▶ [What this task involves]: Reply with only the number of lines that contain the string "idea".

▶ [Exercise materials]:
───

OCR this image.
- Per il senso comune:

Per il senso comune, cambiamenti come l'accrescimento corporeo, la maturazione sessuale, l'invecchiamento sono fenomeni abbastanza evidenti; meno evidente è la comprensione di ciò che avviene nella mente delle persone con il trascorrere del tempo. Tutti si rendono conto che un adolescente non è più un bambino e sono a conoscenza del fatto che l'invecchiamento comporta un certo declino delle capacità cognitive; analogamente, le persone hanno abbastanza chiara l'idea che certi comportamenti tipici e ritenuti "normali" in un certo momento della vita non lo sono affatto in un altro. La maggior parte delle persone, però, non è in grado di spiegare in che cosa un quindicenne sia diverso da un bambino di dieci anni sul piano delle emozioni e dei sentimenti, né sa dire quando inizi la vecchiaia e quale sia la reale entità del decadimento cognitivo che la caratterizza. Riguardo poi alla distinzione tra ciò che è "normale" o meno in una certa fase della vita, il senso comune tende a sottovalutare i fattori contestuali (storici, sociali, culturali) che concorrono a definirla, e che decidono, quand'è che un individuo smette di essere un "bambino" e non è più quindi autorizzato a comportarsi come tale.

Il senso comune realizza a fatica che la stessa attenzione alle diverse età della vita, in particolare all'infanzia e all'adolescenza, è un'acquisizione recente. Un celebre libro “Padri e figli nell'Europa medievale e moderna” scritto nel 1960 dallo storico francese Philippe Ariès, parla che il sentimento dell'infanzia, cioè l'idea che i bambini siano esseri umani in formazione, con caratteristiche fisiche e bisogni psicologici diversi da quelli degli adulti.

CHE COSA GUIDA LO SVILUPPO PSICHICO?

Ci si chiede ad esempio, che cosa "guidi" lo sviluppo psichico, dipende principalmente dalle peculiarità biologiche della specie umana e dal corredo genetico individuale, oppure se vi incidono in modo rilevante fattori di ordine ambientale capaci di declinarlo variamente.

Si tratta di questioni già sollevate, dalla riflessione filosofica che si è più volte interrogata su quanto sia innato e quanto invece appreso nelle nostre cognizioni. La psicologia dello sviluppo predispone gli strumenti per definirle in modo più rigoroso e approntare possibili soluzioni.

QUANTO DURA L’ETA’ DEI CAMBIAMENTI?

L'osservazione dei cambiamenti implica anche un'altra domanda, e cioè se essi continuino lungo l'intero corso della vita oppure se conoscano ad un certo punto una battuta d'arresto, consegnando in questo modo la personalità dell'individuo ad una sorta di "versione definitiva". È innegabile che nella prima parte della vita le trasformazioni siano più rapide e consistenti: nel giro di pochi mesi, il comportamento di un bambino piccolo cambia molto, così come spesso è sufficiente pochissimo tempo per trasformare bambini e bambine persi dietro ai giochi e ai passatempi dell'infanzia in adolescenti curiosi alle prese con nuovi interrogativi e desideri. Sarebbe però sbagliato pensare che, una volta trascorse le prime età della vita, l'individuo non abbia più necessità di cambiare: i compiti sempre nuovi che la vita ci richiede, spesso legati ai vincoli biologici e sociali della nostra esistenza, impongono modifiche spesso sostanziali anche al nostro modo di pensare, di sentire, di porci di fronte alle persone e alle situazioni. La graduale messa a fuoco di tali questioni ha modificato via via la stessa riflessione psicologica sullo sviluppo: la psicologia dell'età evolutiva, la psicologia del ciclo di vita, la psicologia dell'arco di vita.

───

▶ [Task solution]: 2